Direction:
Determine the count of lines holding the string "JSON". Return only the number.

Data:

^^^^^^^^^^^^^^^^

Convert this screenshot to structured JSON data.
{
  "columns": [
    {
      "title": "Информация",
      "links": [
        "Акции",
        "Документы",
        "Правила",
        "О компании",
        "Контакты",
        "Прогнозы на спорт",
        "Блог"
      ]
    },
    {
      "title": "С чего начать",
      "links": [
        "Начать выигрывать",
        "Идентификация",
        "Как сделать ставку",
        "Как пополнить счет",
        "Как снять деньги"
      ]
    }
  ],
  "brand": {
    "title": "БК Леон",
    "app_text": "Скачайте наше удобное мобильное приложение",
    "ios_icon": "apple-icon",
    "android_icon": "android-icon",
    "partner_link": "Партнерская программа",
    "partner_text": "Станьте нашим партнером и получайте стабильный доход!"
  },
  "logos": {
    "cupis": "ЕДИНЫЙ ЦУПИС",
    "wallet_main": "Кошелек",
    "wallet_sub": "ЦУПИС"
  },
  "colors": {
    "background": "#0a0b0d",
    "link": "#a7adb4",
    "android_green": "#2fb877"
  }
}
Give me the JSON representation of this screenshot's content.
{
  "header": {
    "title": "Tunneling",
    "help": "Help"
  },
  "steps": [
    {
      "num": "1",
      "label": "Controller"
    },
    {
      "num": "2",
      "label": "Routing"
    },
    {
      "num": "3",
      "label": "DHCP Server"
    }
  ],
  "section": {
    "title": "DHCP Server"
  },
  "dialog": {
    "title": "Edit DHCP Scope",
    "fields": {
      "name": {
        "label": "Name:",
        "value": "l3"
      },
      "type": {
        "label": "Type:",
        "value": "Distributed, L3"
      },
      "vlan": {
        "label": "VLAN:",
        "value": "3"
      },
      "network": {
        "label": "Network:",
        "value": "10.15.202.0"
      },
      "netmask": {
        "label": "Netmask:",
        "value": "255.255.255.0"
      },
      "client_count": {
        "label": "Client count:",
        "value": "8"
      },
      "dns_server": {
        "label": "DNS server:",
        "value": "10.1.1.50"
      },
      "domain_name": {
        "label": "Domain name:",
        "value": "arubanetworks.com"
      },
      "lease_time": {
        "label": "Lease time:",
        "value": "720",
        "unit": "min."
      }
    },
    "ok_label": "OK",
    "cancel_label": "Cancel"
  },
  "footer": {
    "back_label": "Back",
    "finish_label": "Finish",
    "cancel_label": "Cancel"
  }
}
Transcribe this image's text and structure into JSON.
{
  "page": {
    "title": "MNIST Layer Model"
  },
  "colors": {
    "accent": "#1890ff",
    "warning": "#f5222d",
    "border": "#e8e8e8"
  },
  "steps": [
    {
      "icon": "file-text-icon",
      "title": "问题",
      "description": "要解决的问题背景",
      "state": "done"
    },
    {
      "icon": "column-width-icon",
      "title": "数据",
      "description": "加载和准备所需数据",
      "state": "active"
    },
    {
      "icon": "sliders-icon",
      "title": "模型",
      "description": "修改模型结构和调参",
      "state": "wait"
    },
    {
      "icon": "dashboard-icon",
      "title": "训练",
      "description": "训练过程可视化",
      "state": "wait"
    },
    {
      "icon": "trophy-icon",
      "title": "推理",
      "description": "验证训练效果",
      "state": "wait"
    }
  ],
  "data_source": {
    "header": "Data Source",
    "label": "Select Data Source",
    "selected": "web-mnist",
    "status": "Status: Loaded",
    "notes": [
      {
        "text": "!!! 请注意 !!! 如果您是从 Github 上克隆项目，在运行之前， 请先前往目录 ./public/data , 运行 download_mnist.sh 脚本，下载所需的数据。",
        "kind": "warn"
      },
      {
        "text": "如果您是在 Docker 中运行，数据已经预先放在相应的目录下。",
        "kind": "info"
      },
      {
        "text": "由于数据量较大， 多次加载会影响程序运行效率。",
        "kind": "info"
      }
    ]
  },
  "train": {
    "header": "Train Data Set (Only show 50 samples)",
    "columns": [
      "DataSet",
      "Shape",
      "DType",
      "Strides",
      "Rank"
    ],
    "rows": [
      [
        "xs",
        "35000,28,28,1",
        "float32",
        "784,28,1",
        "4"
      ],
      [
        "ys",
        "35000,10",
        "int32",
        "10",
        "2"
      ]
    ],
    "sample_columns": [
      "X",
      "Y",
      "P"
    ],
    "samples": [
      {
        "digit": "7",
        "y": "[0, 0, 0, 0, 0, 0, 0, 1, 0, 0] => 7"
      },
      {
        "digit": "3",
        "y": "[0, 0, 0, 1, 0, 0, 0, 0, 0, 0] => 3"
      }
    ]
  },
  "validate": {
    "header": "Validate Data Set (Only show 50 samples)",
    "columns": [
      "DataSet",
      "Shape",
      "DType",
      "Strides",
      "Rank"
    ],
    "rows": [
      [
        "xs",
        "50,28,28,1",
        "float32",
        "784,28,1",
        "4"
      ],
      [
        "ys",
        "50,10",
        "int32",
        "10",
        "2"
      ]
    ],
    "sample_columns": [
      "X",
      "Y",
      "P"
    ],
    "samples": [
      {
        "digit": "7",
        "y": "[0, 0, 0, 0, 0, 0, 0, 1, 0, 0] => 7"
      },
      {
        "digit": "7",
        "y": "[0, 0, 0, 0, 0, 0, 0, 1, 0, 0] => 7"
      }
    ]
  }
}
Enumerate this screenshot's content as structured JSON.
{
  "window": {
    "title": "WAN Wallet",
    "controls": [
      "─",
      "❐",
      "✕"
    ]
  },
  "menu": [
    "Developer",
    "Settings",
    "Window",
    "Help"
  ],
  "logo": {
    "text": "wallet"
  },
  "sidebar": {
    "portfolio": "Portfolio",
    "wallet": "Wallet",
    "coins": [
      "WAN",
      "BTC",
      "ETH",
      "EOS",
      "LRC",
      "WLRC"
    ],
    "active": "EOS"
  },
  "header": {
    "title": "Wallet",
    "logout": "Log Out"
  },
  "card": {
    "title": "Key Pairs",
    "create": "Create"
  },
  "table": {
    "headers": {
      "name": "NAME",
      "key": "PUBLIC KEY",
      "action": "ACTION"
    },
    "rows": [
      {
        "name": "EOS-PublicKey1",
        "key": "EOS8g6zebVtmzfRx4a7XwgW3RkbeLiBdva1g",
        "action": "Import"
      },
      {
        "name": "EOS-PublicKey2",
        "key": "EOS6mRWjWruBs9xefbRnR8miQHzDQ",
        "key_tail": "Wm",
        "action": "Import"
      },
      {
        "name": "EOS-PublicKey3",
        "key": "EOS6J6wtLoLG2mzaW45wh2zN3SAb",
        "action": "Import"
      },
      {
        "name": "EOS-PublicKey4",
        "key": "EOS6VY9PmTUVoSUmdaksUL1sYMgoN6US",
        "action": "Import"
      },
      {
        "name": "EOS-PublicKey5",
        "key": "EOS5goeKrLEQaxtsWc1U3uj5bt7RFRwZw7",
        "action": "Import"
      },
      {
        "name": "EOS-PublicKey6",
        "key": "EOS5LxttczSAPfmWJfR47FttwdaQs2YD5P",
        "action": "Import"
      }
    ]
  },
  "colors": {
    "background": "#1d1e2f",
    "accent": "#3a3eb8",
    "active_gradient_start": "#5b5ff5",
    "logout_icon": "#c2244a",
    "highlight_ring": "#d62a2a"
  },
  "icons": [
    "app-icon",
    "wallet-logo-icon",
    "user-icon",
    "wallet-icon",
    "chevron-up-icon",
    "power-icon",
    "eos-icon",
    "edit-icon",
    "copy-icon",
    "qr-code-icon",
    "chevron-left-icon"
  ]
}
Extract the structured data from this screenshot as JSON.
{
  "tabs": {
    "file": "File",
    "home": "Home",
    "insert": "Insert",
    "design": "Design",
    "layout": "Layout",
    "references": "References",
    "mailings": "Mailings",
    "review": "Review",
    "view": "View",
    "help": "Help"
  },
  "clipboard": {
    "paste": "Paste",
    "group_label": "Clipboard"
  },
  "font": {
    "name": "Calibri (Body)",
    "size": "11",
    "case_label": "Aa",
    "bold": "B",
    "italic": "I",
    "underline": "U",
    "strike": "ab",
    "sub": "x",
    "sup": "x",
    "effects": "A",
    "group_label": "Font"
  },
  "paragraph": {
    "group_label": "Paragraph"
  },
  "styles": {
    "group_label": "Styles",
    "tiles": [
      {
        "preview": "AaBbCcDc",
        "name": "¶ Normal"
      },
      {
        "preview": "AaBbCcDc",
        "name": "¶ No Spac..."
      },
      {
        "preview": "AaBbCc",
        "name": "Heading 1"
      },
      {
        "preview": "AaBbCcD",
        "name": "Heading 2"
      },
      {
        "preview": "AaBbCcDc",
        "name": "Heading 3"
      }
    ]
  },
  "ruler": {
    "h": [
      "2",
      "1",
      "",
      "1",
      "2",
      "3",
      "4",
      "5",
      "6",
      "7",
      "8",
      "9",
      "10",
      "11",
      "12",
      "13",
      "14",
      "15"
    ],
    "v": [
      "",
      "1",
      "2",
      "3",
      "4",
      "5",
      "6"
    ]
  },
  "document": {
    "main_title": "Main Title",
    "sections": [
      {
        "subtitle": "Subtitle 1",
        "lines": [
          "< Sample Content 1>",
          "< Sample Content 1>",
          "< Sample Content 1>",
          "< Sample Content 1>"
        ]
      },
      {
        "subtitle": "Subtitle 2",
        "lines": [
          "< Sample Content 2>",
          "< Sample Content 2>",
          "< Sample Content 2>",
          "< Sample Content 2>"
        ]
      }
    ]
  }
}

^^^^^^^^^^^^^^^^

Task output:
5